* _WHAT IS BEING ASKED_: Every line of the data that contains the string "type" must be copied.

* _EXTRACTED RECORDS_:
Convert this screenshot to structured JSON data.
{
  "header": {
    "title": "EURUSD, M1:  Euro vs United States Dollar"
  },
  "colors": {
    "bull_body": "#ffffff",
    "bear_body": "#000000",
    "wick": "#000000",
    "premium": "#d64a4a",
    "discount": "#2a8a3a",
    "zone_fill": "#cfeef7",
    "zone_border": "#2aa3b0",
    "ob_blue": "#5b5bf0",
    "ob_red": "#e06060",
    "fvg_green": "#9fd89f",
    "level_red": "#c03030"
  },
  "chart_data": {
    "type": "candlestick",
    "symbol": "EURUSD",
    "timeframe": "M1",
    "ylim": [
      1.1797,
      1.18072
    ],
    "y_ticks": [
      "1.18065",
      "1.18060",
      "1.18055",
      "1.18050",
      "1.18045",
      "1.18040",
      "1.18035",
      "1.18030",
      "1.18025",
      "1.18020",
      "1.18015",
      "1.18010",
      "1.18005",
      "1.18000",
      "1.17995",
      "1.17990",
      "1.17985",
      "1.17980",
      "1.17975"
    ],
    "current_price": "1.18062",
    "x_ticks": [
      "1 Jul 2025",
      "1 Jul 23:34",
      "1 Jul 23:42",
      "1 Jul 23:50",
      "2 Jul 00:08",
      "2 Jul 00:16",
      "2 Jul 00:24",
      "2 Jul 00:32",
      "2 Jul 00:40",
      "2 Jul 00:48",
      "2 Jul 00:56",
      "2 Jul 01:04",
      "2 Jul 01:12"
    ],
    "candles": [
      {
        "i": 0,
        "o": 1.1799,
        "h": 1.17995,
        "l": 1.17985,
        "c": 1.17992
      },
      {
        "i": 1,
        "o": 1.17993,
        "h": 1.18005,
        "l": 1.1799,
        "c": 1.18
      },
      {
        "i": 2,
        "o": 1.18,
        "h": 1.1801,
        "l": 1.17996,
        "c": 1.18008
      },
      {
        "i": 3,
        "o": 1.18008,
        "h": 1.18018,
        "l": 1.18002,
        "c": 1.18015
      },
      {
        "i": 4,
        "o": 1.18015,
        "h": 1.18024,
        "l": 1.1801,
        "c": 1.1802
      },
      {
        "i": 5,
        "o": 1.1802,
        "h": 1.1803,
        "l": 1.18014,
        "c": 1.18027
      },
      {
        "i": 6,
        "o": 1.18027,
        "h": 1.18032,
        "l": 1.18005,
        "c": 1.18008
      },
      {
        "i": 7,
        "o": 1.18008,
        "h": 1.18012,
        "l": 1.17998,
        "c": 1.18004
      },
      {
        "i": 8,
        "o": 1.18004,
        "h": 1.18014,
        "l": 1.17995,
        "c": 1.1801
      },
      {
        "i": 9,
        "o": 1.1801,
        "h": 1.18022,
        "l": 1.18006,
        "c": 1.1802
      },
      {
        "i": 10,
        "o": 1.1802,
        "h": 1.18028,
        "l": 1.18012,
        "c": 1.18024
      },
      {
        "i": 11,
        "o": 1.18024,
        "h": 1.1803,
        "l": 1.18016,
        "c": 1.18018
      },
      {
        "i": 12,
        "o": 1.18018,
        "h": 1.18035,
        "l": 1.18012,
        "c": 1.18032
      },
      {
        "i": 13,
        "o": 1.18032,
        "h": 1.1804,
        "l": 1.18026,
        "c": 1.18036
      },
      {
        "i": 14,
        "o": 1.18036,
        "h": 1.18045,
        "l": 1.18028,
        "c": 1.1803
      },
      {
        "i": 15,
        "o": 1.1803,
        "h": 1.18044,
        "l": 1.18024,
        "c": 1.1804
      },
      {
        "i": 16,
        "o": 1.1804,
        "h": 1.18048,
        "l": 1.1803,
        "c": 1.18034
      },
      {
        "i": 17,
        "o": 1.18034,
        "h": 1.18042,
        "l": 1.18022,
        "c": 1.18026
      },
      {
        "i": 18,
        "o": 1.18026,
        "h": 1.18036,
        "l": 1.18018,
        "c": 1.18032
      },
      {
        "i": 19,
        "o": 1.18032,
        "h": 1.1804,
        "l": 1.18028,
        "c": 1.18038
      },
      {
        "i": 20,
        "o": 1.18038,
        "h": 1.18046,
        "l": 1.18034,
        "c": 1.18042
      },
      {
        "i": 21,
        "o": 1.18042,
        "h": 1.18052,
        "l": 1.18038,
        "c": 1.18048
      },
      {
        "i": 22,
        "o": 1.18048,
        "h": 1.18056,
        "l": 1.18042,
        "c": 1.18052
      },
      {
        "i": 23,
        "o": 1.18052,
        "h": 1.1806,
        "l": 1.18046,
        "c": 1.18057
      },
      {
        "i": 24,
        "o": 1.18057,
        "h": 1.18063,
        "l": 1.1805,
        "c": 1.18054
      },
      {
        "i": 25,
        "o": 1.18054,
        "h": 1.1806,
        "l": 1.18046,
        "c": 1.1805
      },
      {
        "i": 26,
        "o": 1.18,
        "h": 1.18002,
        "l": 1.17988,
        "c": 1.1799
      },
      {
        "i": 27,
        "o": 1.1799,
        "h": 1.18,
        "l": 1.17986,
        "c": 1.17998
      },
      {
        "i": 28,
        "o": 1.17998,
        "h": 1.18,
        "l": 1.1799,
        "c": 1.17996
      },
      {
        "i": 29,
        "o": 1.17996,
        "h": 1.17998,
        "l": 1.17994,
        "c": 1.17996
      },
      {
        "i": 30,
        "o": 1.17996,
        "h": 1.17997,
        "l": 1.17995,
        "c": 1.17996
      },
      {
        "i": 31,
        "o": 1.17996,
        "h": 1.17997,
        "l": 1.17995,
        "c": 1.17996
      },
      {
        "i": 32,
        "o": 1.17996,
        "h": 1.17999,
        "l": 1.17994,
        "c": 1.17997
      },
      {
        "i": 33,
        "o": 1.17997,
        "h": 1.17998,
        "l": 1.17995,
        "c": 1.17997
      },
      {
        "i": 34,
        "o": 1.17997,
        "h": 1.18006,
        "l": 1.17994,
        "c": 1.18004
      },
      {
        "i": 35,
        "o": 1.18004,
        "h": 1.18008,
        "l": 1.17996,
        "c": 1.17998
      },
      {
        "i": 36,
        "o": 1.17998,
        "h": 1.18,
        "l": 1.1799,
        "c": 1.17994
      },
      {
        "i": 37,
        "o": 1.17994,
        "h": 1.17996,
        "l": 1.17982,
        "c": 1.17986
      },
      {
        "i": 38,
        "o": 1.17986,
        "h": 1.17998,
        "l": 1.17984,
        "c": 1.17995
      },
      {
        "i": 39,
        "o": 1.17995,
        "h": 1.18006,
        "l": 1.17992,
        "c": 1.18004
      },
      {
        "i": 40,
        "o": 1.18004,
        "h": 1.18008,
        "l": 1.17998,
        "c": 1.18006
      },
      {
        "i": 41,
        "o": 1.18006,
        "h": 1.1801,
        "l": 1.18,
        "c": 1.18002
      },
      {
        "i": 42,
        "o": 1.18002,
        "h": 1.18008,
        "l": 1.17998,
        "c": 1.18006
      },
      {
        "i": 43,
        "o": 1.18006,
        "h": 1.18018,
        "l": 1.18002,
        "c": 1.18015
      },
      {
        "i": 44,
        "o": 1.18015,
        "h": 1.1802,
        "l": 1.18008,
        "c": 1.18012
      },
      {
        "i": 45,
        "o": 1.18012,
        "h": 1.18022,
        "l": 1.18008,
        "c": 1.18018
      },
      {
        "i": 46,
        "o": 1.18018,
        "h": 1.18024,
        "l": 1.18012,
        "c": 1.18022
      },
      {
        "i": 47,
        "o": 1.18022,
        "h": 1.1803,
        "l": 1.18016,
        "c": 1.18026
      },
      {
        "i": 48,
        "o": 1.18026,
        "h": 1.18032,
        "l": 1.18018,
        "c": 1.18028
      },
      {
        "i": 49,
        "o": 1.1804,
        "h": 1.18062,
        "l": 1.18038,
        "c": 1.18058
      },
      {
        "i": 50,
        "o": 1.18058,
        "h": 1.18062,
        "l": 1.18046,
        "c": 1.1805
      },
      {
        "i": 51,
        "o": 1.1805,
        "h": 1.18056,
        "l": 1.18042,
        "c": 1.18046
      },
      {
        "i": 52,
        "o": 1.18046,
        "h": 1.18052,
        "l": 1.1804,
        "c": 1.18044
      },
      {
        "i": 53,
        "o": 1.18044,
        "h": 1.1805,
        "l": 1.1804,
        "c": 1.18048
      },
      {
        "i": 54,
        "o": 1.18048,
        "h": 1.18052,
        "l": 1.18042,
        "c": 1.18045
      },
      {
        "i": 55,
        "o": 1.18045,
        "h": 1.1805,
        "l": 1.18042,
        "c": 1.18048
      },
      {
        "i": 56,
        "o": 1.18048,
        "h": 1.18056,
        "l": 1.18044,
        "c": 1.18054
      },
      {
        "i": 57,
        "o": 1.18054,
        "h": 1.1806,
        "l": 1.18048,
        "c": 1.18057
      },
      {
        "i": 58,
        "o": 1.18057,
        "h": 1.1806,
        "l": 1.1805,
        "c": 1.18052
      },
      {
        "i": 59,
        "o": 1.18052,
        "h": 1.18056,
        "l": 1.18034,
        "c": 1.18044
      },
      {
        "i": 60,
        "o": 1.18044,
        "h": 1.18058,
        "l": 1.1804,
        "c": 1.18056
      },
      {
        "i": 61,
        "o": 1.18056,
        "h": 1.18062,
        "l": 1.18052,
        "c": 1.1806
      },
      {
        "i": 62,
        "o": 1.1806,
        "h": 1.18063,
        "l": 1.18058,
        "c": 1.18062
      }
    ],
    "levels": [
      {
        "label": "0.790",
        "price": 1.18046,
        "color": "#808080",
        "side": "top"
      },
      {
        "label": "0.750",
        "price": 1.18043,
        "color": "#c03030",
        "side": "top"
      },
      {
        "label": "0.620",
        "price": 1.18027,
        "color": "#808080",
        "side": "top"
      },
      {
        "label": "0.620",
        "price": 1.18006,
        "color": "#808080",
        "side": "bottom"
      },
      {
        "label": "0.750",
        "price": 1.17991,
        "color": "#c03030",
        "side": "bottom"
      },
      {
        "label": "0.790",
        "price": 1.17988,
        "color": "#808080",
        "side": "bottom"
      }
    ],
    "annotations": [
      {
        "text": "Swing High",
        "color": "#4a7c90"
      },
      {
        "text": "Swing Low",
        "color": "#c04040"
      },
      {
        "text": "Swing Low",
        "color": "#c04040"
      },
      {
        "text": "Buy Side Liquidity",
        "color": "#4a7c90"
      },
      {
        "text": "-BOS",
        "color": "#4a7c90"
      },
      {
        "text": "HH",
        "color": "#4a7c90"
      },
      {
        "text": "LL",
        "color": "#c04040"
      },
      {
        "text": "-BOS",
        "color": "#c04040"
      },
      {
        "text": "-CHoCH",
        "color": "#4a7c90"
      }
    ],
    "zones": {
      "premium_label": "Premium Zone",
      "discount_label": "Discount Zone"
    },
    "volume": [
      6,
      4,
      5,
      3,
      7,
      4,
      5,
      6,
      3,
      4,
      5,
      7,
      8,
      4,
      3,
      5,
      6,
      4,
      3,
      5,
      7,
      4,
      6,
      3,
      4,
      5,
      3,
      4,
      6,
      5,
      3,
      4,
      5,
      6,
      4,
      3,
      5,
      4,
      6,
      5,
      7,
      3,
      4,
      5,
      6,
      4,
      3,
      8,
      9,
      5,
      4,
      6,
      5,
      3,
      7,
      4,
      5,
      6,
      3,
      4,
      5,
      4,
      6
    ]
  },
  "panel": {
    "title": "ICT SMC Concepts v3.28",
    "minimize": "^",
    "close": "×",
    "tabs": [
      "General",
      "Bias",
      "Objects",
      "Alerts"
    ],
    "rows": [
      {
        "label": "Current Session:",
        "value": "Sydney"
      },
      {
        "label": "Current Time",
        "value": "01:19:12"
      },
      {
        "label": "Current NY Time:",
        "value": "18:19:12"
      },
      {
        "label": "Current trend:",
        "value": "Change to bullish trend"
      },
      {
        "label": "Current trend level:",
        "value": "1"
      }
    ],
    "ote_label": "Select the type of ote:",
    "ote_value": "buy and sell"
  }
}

* _ANSWER_:
    "type": "candlestick",
    "ote_label": "Select the type of ote:",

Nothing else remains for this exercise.